BEGIN The records

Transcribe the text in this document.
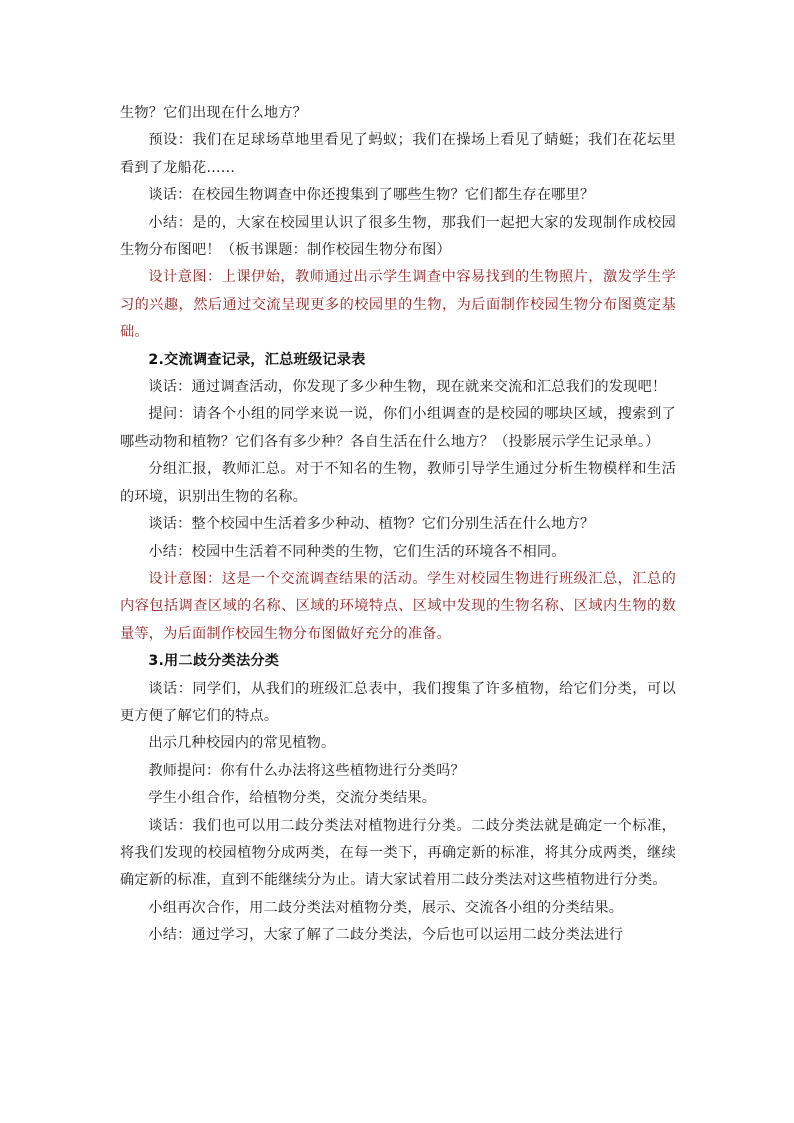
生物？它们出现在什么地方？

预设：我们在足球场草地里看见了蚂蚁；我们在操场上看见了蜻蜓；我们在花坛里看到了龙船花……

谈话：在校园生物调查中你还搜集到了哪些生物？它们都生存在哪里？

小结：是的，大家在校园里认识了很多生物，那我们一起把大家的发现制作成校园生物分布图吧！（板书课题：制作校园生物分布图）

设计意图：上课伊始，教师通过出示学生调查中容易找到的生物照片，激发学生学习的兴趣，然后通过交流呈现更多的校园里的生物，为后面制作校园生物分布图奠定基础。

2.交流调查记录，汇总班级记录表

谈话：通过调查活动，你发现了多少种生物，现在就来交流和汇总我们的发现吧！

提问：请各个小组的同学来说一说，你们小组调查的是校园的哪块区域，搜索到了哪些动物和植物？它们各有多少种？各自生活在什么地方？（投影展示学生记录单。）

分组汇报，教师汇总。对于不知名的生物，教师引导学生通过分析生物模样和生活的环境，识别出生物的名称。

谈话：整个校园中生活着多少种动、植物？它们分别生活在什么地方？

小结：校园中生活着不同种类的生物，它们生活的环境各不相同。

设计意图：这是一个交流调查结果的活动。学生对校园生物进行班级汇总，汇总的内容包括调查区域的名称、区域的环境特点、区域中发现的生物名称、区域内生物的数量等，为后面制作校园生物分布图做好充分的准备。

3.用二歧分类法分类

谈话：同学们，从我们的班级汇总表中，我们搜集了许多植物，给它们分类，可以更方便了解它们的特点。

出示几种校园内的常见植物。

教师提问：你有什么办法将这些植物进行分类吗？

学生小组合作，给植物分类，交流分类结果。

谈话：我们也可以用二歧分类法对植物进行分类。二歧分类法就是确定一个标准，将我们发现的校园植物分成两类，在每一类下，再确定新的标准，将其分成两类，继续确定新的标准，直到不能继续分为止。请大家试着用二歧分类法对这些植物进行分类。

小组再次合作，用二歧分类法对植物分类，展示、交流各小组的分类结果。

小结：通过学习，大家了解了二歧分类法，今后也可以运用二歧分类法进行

END The records

*Task to complete:*
Set the entries down again exactly. Do not include the images.

*Output for this task:*
Transcribe the text in this document.
生物？它们出现在什么地方？

预设：我们在足球场草地里看见了蚂蚁；我们在操场上看见了蜻蜓；我们在花坛里看到了龙船花……

谈话：在校园生物调查中你还搜集到了哪些生物？它们都生存在哪里？

小结：是的，大家在校园里认识了很多生物，那我们一起把大家的发现制作成校园生物分布图吧！（板书课题：制作校园生物分布图）

设计意图：上课伊始，教师通过出示学生调查中容易找到的生物照片，激发学生学习的兴趣，然后通过交流呈现更多的校园里的生物，为后面制作校园生物分布图奠定基础。

2.交流调查记录，汇总班级记录表

谈话：通过调查活动，你发现了多少种生物，现在就来交流和汇总我们的发现吧！

提问：请各个小组的同学来说一说，你们小组调查的是校园的哪块区域，搜索到了哪些动物和植物？它们各有多少种？各自生活在什么地方？（投影展示学生记录单。）

分组汇报，教师汇总。对于不知名的生物，教师引导学生通过分析生物模样和生活的环境，识别出生物的名称。

谈话：整个校园中生活着多少种动、植物？它们分别生活在什么地方？

小结：校园中生活着不同种类的生物，它们生活的环境各不相同。

设计意图：这是一个交流调查结果的活动。学生对校园生物进行班级汇总，汇总的内容包括调查区域的名称、区域的环境特点、区域中发现的生物名称、区域内生物的数量等，为后面制作校园生物分布图做好充分的准备。

3.用二歧分类法分类

谈话：同学们，从我们的班级汇总表中，我们搜集了许多植物，给它们分类，可以更方便了解它们的特点。

出示几种校园内的常见植物。

教师提问：你有什么办法将这些植物进行分类吗？

学生小组合作，给植物分类，交流分类结果。

谈话：我们也可以用二歧分类法对植物进行分类。二歧分类法就是确定一个标准，将我们发现的校园植物分成两类，在每一类下，再确定新的标准，将其分成两类，继续确定新的标准，直到不能继续分为止。请大家试着用二歧分类法对这些植物进行分类。

小组再次合作，用二歧分类法对植物分类，展示、交流各小组的分类结果。

小结：通过学习，大家了解了二歧分类法，今后也可以运用二歧分类法进行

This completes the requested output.